* [IL TUO OBIETTIVO]:
Rispondi per favore a queste domande sul testo relativo agli accordi prematrimoniali:
(a) Che cosa attiva l'interesse a riequilibrare la situazione patrimoniale?
(b) Per quali due motivi la Suprema Corte conferma la nullità degli accordi in vista del divorzio?
(c) Come ritiene la dottrina che siano da reputarsi i patti prematrimoniali?

Aldilà dell’apparente persuasività del ragionamento, risulta però difficile affermare che l’accordo de quo sia scevro dalle caratteristiche immanenti degli accordi in vista del divorzio.
Difatti, si deve considerare che è l’andamento della vita coniugale a governare la complessità degli effetti del patto e che l’effetto restitutorio è giustificato dalla crisi coniugale[34]. Sono quindi proprio la separazione e il divorzio che attivano l’interesse a riequilibrare la situazione patrimoniale, che sarebbe invece rimasta squilibrata se non vi fosse stato il venir meno del matrimonio stesso, di conseguenza l’accordo prematrimoniale in esame è stato strutturato dalle parti al fine di produrre gli effetti restitutori solo e a causa dell’eventuale separazione personale[35].
Tra l’altro, seguendo questa prospettiva, la Suprema Corte va da una parte a confermare che gli accordi in vista del divorzio sono nulli poiché incidenti sulla libertà di determinazione del coniuge e per la commercializzazione dello status, ma allo stesso tempo sottopone a valutazione economica questa libertà, sancendo la validità dell’intesa qualora esprima la proporzionalità tra le prestazioni.
La Cassazione, per concludere, per evitare gli eccessi dell’orientamento restrittivo, espunge forzatamente la crisi coniugale dalla causa di talune pattuizioni, che si sostanziano in veri e propri accordi prematrimoniali. La sentenza in esame è assimilabile alle precedenti, poiché tesa a negare la cittadinanza degli accordi prematrimoniali nel nostro Paese, ma almeno essa presenta il pregio di dimostrare che i tempi sono ormai maturi per una decisa inversione di rotta[36].
3. Le principali repliche alla giurisprudenza di legittimità
Si può osservare in chiave critica che le argomentazioni fino ad ora sostenute a fondamento della tesi dell’inammissibilità di accordi in previsione della cessazione del menage coniugale, possono essere superate.
In verità, la dottrina occupatasi dell’argomento è quasi completamente concorde nel ritenere che i patti prematrimoniali siano da reputarsi leciti, dimostrando l’infondatezza delle obiezioni avanzate dalla giurisprudenza e sottolineando i molteplici indici, normativi e di sistema, di un favor dell’ordinamento rispetto alla fattispecie.

* [DATI FORNITI]:

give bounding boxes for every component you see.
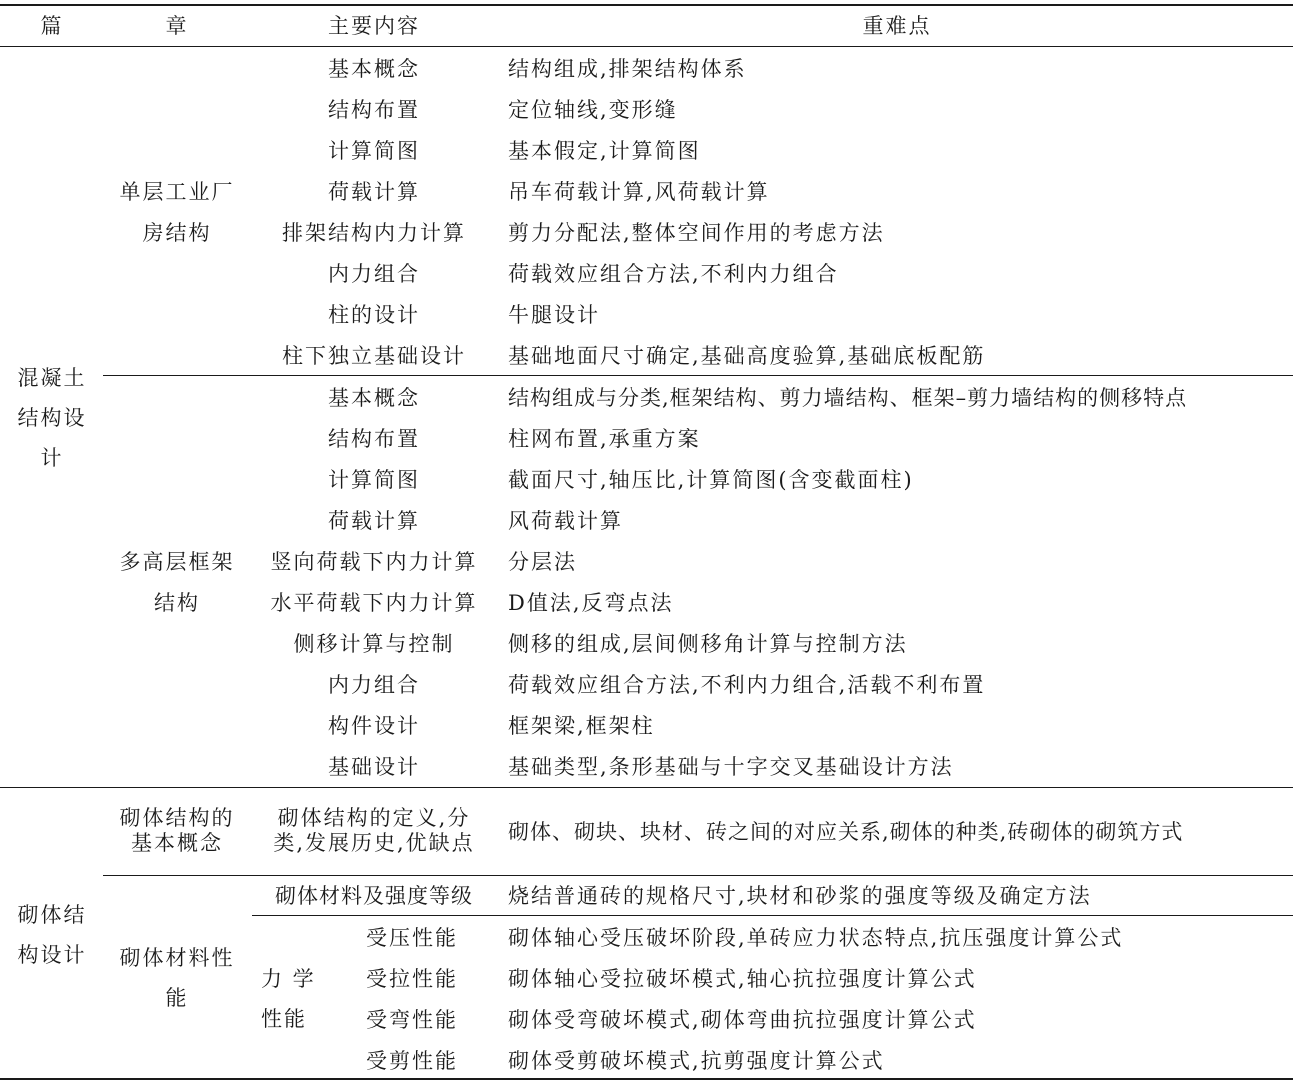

* [SOLUZIONE DEL PROBLEMA]:
(a) La separazione e il divorzio.
(b) Perché incidono sulla libertà di determinazione del coniuge e per la commercializzazione dello status.
(c) Leciti.